▸ Directions for this task
Show all lines that include the string "Отчество"; copy each one.

----

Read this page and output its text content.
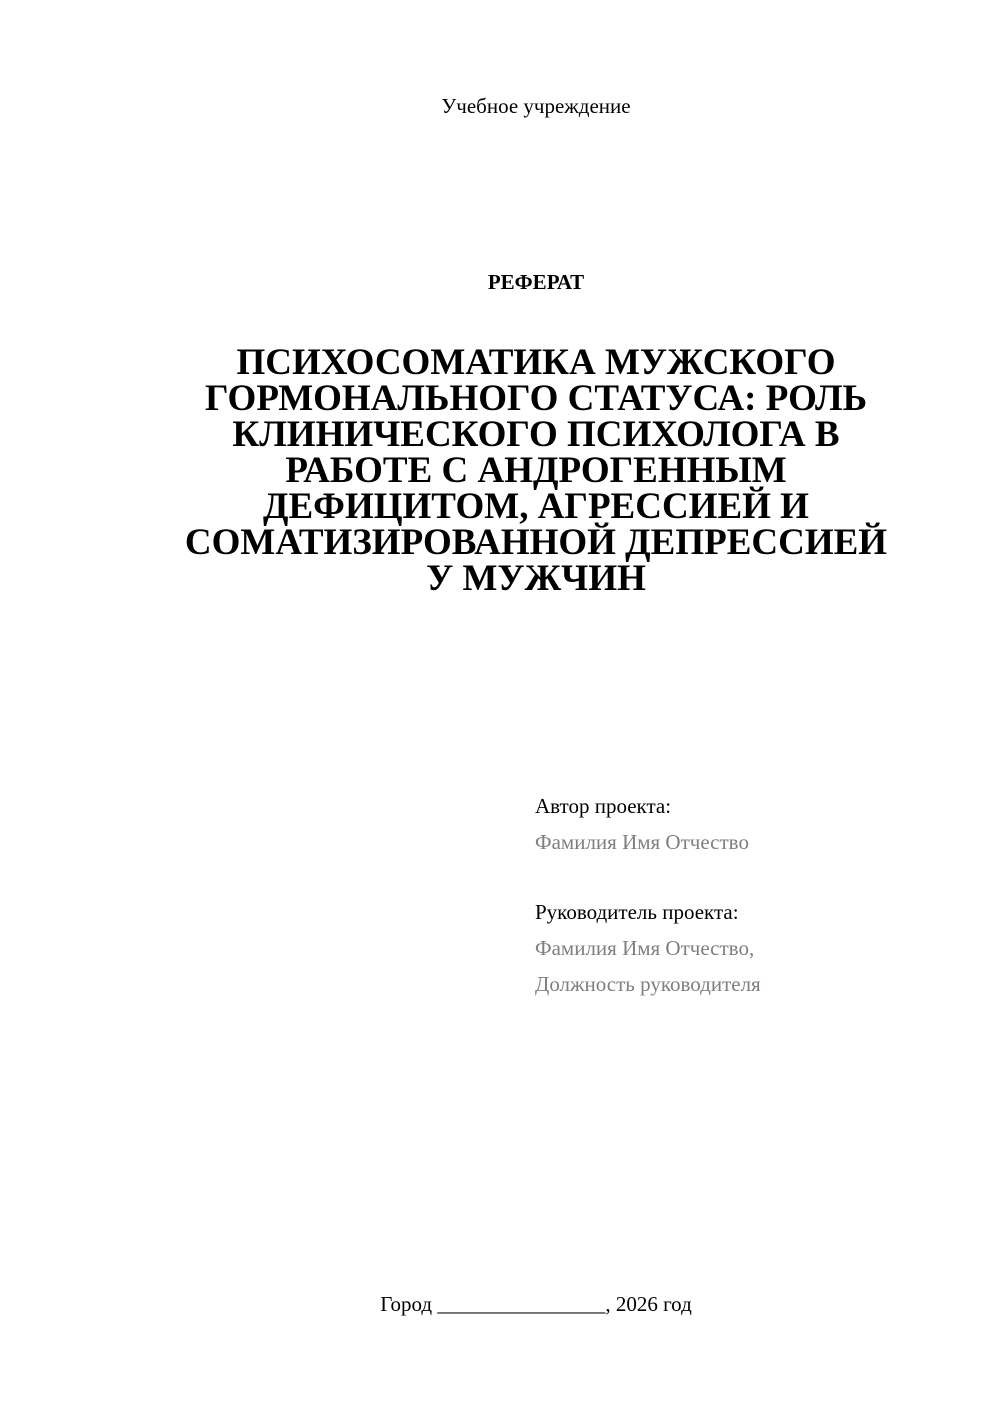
Учебное учреждение
РЕФЕРАТ
ПСИХОСОМАТИКА МУЖСКОГО
ГОРМОНАЛЬНОГО СТАТУСА: РОЛЬ
КЛИНИЧЕСКОГО ПСИХОЛОГА В
РАБОТЕ С АНДРОГЕННЫМ
ДЕФИЦИТОМ, АГРЕССИЕЙ И
СОМАТИЗИРОВАННОЙ ДЕПРЕССИЕЙ
У МУЖЧИН
Автор проекта:
Фамилия Имя Отчество
Руководитель проекта:
Фамилия Имя Отчество,
Должность руководителя
Город ________________, 2026 год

----

▸ Worked answer
Фамилия Имя Отчество
Фамилия Имя Отчество,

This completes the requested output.